§ Exercise requirements
Exactly repeat all the records below, omitting the images they hold.
##### Extracted records #####
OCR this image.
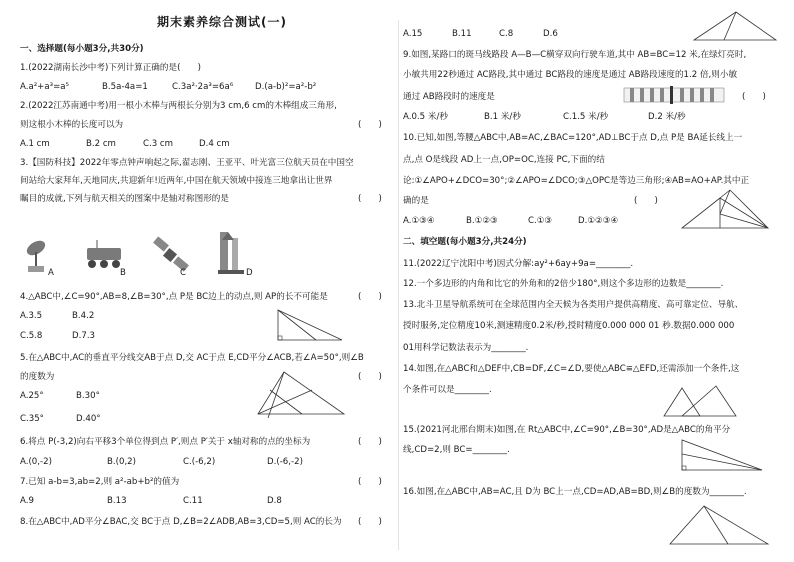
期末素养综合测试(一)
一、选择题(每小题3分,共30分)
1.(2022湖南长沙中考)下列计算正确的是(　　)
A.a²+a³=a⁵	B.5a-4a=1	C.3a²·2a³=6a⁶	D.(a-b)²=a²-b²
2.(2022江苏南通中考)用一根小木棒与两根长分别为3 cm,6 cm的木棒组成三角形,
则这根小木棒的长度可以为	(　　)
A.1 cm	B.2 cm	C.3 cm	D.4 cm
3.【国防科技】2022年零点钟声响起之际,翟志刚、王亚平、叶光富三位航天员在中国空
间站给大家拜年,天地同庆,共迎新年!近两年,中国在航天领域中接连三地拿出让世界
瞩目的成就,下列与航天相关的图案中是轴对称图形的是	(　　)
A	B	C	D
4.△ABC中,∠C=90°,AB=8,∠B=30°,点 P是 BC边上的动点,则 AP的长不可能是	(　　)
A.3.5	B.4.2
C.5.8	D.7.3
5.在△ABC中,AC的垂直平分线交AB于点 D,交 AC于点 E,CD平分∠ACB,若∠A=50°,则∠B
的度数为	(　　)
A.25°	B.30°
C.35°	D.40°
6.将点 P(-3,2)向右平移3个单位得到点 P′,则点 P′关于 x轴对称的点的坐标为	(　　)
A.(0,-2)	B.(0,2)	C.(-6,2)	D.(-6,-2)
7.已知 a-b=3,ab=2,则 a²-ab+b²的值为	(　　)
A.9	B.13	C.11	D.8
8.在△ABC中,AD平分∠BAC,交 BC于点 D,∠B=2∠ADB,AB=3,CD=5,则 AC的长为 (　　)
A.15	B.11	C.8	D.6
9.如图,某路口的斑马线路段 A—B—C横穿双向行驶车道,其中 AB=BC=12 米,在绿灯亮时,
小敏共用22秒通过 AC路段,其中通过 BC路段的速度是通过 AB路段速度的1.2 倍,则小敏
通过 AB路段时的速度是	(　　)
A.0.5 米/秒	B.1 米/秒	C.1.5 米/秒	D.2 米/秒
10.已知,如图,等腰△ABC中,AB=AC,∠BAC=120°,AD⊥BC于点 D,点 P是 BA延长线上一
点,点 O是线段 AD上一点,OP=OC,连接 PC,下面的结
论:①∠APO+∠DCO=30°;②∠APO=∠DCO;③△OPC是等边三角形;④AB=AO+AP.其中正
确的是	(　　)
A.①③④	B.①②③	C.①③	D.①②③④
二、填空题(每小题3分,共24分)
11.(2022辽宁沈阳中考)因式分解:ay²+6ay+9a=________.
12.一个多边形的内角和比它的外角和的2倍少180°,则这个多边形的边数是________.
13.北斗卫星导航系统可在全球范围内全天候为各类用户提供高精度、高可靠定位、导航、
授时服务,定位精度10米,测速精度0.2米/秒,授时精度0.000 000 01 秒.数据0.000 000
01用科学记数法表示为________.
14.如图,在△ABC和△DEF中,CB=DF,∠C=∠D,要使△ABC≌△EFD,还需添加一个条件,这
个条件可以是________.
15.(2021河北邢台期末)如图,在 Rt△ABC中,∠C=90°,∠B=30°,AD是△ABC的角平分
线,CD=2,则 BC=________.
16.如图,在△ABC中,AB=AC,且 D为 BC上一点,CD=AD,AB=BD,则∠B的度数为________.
#####
§ Written answer
OCR this image.
期末素养综合测试(一)
一、选择题(每小题3分,共30分)
1.(2022湖南长沙中考)下列计算正确的是(　　)
A.a²+a³=a⁵	B.5a-4a=1	C.3a²·2a³=6a⁶	D.(a-b)²=a²-b²
2.(2022江苏南通中考)用一根小木棒与两根长分别为3 cm,6 cm的木棒组成三角形,
则这根小木棒的长度可以为	(　　)
A.1 cm	B.2 cm	C.3 cm	D.4 cm
3.【国防科技】2022年零点钟声响起之际,翟志刚、王亚平、叶光富三位航天员在中国空
间站给大家拜年,天地同庆,共迎新年!近两年,中国在航天领域中接连三地拿出让世界
瞩目的成就,下列与航天相关的图案中是轴对称图形的是	(　　)
A	B	C	D
4.△ABC中,∠C=90°,AB=8,∠B=30°,点 P是 BC边上的动点,则 AP的长不可能是	(　　)
A.3.5	B.4.2
C.5.8	D.7.3
5.在△ABC中,AC的垂直平分线交AB于点 D,交 AC于点 E,CD平分∠ACB,若∠A=50°,则∠B
的度数为	(　　)
A.25°	B.30°
C.35°	D.40°
6.将点 P(-3,2)向右平移3个单位得到点 P′,则点 P′关于 x轴对称的点的坐标为	(　　)
A.(0,-2)	B.(0,2)	C.(-6,2)	D.(-6,-2)
7.已知 a-b=3,ab=2,则 a²-ab+b²的值为	(　　)
A.9	B.13	C.11	D.8
8.在△ABC中,AD平分∠BAC,交 BC于点 D,∠B=2∠ADB,AB=3,CD=5,则 AC的长为 (　　)
A.15	B.11	C.8	D.6
9.如图,某路口的斑马线路段 A—B—C横穿双向行驶车道,其中 AB=BC=12 米,在绿灯亮时,
小敏共用22秒通过 AC路段,其中通过 BC路段的速度是通过 AB路段速度的1.2 倍,则小敏
通过 AB路段时的速度是	(　　)
A.0.5 米/秒	B.1 米/秒	C.1.5 米/秒	D.2 米/秒
10.已知,如图,等腰△ABC中,AB=AC,∠BAC=120°,AD⊥BC于点 D,点 P是 BA延长线上一
点,点 O是线段 AD上一点,OP=OC,连接 PC,下面的结
论:①∠APO+∠DCO=30°;②∠APO=∠DCO;③△OPC是等边三角形;④AB=AO+AP.其中正
确的是	(　　)
A.①③④	B.①②③	C.①③	D.①②③④
二、填空题(每小题3分,共24分)
11.(2022辽宁沈阳中考)因式分解:ay²+6ay+9a=________.
12.一个多边形的内角和比它的外角和的2倍少180°,则这个多边形的边数是________.
13.北斗卫星导航系统可在全球范围内全天候为各类用户提供高精度、高可靠定位、导航、
授时服务,定位精度10米,测速精度0.2米/秒,授时精度0.000 000 01 秒.数据0.000 000
01用科学记数法表示为________.
14.如图,在△ABC和△DEF中,CB=DF,∠C=∠D,要使△ABC≌△EFD,还需添加一个条件,这
个条件可以是________.
15.(2021河北邢台期末)如图,在 Rt△ABC中,∠C=90°,∠B=30°,AD是△ABC的角平分
线,CD=2,则 BC=________.
16.如图,在△ABC中,AB=AC,且 D为 BC上一点,CD=AD,AB=BD,则∠B的度数为________.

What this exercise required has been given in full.